## PROBLEM REQUIREMENTS
For each line that holds "title", copy the line out.
[BEGIN THE INPUT]
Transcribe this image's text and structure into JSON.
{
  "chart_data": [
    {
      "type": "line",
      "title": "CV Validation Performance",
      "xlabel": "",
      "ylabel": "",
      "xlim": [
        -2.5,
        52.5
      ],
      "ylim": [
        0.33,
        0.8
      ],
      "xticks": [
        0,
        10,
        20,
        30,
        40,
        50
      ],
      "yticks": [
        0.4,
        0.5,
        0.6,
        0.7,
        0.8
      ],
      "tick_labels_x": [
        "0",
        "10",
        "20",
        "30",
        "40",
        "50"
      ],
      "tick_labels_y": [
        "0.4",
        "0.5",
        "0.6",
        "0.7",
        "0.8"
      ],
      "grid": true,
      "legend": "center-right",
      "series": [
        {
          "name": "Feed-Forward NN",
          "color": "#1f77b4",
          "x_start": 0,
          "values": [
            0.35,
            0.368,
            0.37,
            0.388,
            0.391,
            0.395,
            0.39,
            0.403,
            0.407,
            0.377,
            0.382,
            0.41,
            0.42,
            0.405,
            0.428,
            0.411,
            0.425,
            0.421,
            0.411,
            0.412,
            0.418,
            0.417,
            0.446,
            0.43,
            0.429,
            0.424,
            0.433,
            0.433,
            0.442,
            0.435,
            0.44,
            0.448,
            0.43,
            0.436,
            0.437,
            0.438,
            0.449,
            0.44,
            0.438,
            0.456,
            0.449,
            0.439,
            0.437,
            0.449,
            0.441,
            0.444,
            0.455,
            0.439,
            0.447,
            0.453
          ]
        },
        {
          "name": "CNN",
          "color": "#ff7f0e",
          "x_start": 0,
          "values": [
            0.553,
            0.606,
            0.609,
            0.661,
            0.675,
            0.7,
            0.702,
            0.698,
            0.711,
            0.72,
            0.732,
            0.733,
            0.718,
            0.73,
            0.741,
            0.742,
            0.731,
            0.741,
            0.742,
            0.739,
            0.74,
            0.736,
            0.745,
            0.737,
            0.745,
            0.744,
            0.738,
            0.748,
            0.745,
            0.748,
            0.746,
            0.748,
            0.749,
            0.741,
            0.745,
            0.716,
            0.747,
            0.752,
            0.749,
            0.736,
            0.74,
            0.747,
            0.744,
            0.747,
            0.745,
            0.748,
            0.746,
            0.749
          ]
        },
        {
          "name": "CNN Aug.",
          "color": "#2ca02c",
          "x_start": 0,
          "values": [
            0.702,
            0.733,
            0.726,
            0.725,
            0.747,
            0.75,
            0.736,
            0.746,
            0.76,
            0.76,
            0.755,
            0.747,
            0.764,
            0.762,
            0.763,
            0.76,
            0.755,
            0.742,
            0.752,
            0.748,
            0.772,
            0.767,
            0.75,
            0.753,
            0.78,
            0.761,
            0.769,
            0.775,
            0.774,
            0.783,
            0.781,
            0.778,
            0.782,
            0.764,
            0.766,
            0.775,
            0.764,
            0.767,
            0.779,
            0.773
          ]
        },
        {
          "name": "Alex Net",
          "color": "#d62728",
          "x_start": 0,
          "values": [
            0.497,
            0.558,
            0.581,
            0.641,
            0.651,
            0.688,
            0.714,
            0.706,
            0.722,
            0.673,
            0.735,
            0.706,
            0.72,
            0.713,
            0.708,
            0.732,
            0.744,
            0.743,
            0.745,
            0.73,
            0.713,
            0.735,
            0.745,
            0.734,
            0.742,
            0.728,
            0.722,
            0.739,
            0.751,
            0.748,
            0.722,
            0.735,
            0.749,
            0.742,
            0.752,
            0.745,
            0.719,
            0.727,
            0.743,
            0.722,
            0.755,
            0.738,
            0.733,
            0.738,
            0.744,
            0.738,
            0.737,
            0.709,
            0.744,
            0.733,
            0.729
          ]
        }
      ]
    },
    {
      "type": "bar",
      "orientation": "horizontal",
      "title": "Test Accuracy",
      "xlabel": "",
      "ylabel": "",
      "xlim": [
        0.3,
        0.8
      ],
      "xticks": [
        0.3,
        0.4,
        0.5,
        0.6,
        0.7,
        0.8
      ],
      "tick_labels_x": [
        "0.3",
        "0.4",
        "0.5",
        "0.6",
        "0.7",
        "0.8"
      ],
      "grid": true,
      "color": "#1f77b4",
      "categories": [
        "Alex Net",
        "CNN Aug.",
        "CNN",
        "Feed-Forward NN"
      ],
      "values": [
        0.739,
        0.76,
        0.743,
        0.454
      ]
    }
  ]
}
[END THE INPUT]
## OUTPUT BELOW
      "title": "CV Validation Performance",
      "title": "Test Accuracy",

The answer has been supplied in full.